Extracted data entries
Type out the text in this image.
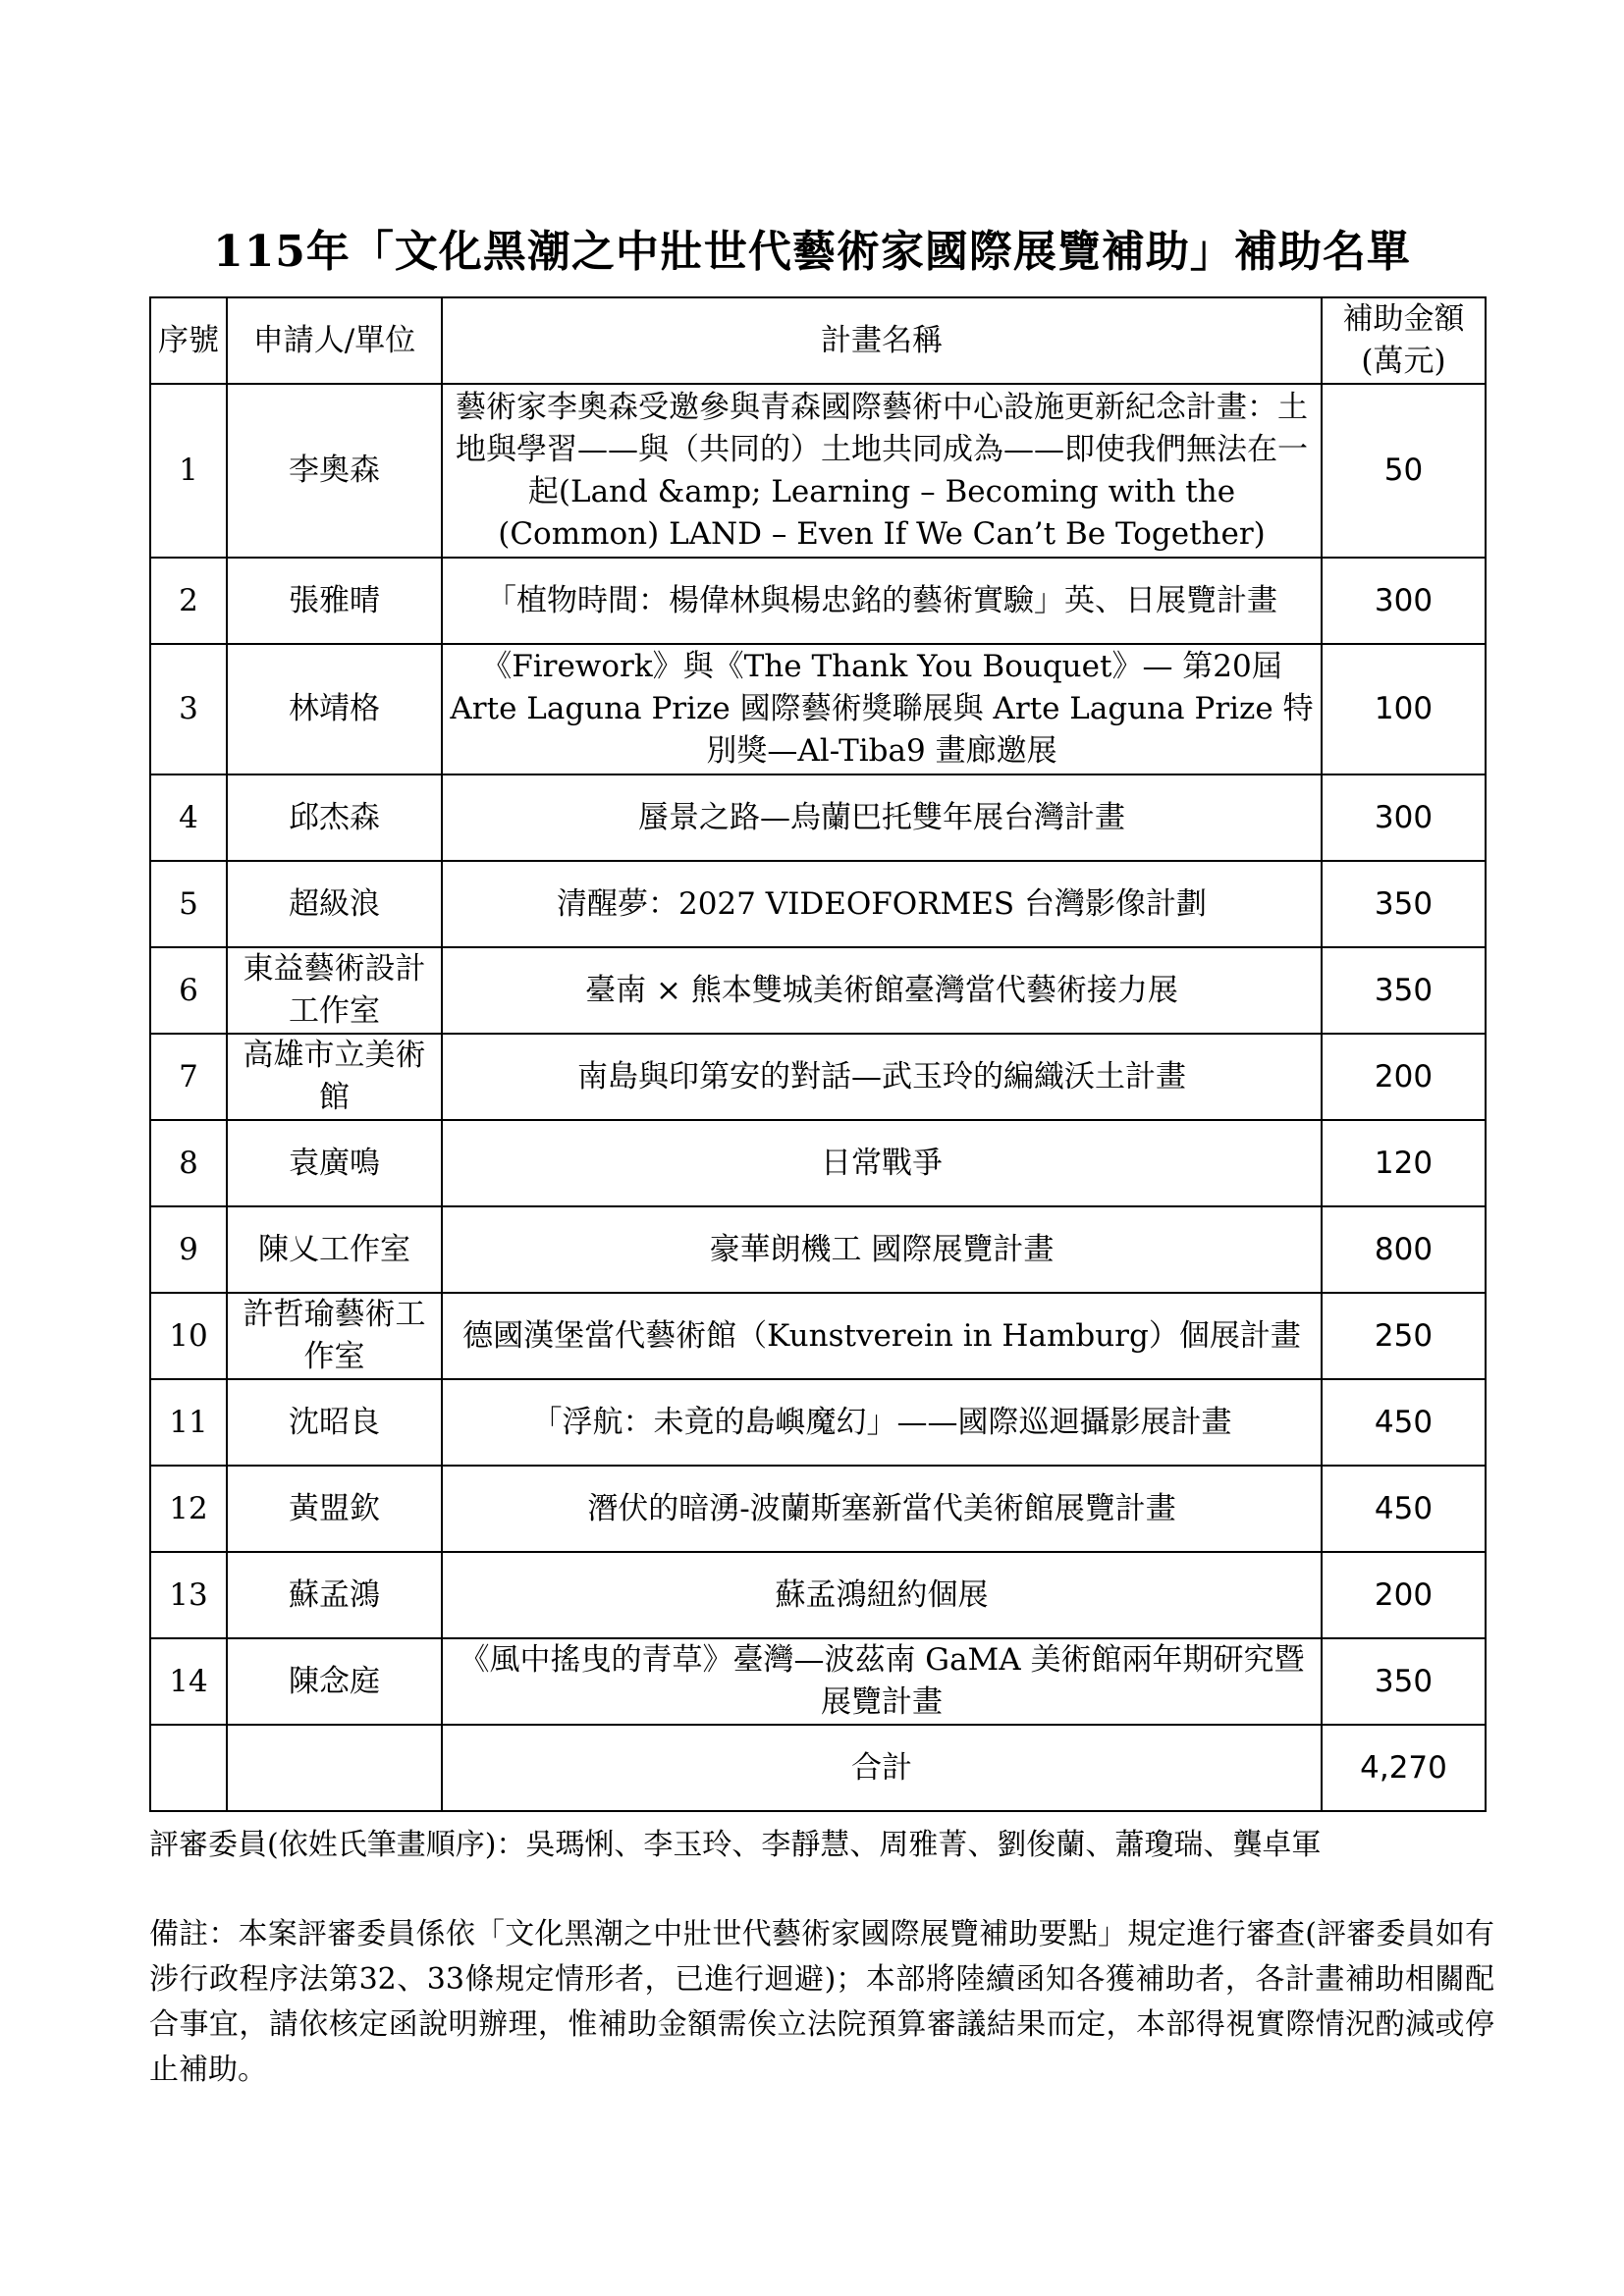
115年「文化黑潮之中壯世代藝術家國際展覽補助」補助名單
序號	申請人/單位	計畫名稱	補助金額
(萬元)

1	李奧森	藝術家李奧森受邀參與青森國際藝術中心設施更新紀念計畫：土地與學習——與（共同的）土地共同成為——即使我們無法在一起(Land &amp; Learning – Becoming with the (Common) LAND – Even If We Can’t Be Together)	50
2	張雅晴	「植物時間：楊偉林與楊忠銘的藝術實驗」英、日展覽計畫	300
3	林靖格	《Firework》與《The Thank You Bouquet》— 第20屆 Arte Laguna Prize 國際藝術獎聯展與 Arte Laguna Prize 特別獎—Al-Tiba9 畫廊邀展	100
4	邱杰森	蜃景之路—烏蘭巴托雙年展台灣計畫	300
5	超級浪	清醒夢：2027 VIDEOFORMES 台灣影像計劃	350
6	東益藝術設計工作室	臺南 × 熊本雙城美術館臺灣當代藝術接力展	350
7	高雄市立美術館	南島與印第安的對話—武玉玲的編織沃土計畫	200
8	袁廣鳴	日常戰爭	120
9	陳乂工作室	豪華朗機工 國際展覽計畫	800
10	許哲瑜藝術工作室	德國漢堡當代藝術館（Kunstverein in Hamburg）個展計畫	250
11	沈昭良	「浮航：未竟的島嶼魔幻」——國際巡迴攝影展計畫	450
12	黃盟欽	潛伏的暗湧-波蘭斯塞新當代美術館展覽計畫	450
13	蘇孟鴻	蘇孟鴻紐約個展	200
14	陳念庭	《風中搖曳的青草》臺灣—波茲南 GaMA 美術館兩年期研究暨展覽計畫	350
		合計	4,270
評審委員(依姓氏筆畫順序)：吳瑪悧、李玉玲、李靜慧、周雅菁、劉俊蘭、蕭瓊瑞、龔卓軍
備註：本案評審委員係依「文化黑潮之中壯世代藝術家國際展覽補助要點」規定進行審查(評審委員如有涉行政程序法第32、33條規定情形者，已進行迴避)；本部將陸續函知各獲補助者，各計畫補助相關配合事宜，請依核定函說明辦理，惟補助金額需俟立法院預算審議結果而定，本部得視實際情況酌減或停止補助。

# Work required
Reproduce the whole listing exactly, but not the images in it.

# Task answer
Type out the text in this image.
115年「文化黑潮之中壯世代藝術家國際展覽補助」補助名單
序號	申請人/單位	計畫名稱	補助金額
(萬元)

1	李奧森	藝術家李奧森受邀參與青森國際藝術中心設施更新紀念計畫：土地與學習——與（共同的）土地共同成為——即使我們無法在一起(Land &amp; Learning – Becoming with the (Common) LAND – Even If We Can’t Be Together)	50
2	張雅晴	「植物時間：楊偉林與楊忠銘的藝術實驗」英、日展覽計畫	300
3	林靖格	《Firework》與《The Thank You Bouquet》— 第20屆 Arte Laguna Prize 國際藝術獎聯展與 Arte Laguna Prize 特別獎—Al-Tiba9 畫廊邀展	100
4	邱杰森	蜃景之路—烏蘭巴托雙年展台灣計畫	300
5	超級浪	清醒夢：2027 VIDEOFORMES 台灣影像計劃	350
6	東益藝術設計工作室	臺南 × 熊本雙城美術館臺灣當代藝術接力展	350
7	高雄市立美術館	南島與印第安的對話—武玉玲的編織沃土計畫	200
8	袁廣鳴	日常戰爭	120
9	陳乂工作室	豪華朗機工 國際展覽計畫	800
10	許哲瑜藝術工作室	德國漢堡當代藝術館（Kunstverein in Hamburg）個展計畫	250
11	沈昭良	「浮航：未竟的島嶼魔幻」——國際巡迴攝影展計畫	450
12	黃盟欽	潛伏的暗湧-波蘭斯塞新當代美術館展覽計畫	450
13	蘇孟鴻	蘇孟鴻紐約個展	200
14	陳念庭	《風中搖曳的青草》臺灣—波茲南 GaMA 美術館兩年期研究暨展覽計畫	350
		合計	4,270
評審委員(依姓氏筆畫順序)：吳瑪悧、李玉玲、李靜慧、周雅菁、劉俊蘭、蕭瓊瑞、龔卓軍
備註：本案評審委員係依「文化黑潮之中壯世代藝術家國際展覽補助要點」規定進行審查(評審委員如有涉行政程序法第32、33條規定情形者，已進行迴避)；本部將陸續函知各獲補助者，各計畫補助相關配合事宜，請依核定函說明辦理，惟補助金額需俟立法院預算審議結果而定，本部得視實際情況酌減或停止補助。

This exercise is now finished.